### Material for the task
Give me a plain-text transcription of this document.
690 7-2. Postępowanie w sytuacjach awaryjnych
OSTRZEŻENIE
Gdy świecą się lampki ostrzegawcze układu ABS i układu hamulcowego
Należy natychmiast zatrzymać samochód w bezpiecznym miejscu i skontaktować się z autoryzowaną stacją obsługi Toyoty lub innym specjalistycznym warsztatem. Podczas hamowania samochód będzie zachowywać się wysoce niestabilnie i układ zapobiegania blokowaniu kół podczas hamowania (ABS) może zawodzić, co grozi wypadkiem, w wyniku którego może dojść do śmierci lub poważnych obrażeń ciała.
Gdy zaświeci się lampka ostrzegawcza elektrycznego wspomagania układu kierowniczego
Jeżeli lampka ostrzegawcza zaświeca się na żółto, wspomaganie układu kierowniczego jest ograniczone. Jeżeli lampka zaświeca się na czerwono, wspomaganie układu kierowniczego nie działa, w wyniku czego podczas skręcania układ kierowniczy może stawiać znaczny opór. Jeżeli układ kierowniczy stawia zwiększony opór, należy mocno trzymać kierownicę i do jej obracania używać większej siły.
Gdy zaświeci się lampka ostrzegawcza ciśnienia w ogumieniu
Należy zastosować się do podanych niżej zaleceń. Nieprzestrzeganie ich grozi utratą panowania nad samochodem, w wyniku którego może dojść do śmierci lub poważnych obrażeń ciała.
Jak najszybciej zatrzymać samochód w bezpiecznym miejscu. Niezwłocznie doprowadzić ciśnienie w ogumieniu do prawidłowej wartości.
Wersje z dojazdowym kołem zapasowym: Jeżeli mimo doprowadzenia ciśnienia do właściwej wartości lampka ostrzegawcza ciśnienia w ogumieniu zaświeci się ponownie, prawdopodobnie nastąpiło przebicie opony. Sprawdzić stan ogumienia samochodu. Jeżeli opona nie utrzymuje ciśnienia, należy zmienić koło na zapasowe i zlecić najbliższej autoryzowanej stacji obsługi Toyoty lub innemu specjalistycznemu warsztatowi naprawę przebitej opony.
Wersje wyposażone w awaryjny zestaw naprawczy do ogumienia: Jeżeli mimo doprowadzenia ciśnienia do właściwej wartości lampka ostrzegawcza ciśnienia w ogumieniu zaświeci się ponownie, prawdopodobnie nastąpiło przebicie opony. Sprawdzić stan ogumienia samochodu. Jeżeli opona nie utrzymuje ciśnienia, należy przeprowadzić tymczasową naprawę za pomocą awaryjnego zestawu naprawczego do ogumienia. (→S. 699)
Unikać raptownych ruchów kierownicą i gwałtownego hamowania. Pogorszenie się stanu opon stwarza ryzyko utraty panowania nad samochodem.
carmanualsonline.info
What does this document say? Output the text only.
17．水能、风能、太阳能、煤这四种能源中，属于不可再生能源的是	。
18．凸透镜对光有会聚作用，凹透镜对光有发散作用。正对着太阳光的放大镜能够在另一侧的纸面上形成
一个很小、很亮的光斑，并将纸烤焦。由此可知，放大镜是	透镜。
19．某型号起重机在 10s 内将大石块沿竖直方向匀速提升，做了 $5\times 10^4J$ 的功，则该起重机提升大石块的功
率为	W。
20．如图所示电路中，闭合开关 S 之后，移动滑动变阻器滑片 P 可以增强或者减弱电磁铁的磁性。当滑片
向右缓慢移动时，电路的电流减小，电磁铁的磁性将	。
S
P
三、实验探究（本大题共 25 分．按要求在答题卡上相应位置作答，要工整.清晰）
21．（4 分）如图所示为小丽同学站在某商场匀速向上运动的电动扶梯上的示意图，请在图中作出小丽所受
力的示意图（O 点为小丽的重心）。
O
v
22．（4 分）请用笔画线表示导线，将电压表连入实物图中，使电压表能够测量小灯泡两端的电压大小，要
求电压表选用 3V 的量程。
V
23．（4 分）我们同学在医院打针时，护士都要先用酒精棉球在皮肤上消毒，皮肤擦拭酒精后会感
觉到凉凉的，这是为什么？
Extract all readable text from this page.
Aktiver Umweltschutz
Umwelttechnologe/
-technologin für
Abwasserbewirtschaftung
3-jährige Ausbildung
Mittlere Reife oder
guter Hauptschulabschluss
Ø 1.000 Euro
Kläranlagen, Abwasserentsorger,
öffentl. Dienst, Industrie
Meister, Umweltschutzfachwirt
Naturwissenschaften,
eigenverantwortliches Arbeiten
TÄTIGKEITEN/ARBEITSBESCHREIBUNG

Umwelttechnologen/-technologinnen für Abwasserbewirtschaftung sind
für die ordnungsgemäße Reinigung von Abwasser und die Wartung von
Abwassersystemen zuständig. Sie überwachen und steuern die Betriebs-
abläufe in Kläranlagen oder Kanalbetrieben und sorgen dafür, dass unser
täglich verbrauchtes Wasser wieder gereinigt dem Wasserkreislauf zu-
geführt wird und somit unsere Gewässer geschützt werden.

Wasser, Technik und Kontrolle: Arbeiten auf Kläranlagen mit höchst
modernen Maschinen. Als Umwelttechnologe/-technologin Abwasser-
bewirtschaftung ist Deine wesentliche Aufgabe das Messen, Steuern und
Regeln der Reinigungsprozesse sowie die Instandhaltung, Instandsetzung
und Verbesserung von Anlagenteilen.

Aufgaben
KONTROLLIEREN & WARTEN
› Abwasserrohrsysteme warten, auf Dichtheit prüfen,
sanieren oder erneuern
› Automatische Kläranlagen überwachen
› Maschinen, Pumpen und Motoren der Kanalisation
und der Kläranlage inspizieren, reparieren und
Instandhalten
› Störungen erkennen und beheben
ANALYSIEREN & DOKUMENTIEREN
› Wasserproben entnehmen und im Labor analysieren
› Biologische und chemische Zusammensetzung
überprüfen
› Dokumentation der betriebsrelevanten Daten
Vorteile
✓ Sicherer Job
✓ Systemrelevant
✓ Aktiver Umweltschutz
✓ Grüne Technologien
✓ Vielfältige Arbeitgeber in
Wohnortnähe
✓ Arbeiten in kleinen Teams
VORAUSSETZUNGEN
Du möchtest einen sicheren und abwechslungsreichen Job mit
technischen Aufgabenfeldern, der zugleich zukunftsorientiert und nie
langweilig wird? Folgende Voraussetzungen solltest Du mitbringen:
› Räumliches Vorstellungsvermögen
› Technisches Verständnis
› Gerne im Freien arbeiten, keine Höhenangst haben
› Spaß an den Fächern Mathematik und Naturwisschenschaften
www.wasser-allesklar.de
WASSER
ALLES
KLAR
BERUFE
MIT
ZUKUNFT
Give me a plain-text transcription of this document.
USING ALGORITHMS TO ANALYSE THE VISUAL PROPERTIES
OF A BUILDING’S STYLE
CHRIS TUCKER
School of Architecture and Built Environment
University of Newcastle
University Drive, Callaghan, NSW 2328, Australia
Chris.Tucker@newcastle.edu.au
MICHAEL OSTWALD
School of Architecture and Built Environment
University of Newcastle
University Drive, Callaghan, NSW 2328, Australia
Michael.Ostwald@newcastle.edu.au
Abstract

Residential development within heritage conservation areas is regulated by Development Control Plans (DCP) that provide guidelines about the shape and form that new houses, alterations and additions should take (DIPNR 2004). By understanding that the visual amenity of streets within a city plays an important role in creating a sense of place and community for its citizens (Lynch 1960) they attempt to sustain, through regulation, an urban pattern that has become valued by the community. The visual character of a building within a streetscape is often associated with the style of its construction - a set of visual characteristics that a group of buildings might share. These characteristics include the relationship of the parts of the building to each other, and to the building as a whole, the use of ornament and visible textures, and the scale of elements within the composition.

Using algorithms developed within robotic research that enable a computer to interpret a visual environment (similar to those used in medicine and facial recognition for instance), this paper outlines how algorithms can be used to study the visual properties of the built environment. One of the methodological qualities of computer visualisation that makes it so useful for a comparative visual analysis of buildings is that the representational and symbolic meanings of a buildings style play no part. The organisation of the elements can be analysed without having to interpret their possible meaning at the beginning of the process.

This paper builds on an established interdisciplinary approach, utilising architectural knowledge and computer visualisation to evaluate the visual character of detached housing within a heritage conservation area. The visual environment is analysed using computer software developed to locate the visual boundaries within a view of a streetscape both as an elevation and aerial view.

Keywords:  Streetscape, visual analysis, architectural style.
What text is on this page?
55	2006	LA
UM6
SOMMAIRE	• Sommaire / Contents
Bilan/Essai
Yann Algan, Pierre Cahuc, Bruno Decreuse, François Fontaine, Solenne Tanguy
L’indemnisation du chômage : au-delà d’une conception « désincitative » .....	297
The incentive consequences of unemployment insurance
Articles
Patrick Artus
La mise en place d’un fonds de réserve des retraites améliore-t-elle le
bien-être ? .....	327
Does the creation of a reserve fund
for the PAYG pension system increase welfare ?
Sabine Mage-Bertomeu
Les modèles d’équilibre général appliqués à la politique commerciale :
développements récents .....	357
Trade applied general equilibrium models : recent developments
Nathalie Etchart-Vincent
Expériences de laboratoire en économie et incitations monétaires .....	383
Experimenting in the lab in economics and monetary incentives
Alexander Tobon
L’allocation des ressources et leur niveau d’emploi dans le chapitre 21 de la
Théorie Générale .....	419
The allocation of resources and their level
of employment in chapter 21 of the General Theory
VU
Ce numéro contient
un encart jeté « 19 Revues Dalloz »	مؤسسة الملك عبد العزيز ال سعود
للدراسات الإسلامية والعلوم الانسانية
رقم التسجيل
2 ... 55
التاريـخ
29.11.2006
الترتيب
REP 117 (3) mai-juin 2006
######
[What you have to do]
Copy out all lines from the material above that contain the string "allocation".

[Exercise solution]
L’allocation des ressources et leur niveau d’emploi dans le chapitre 21 de la
The allocation of resources and their level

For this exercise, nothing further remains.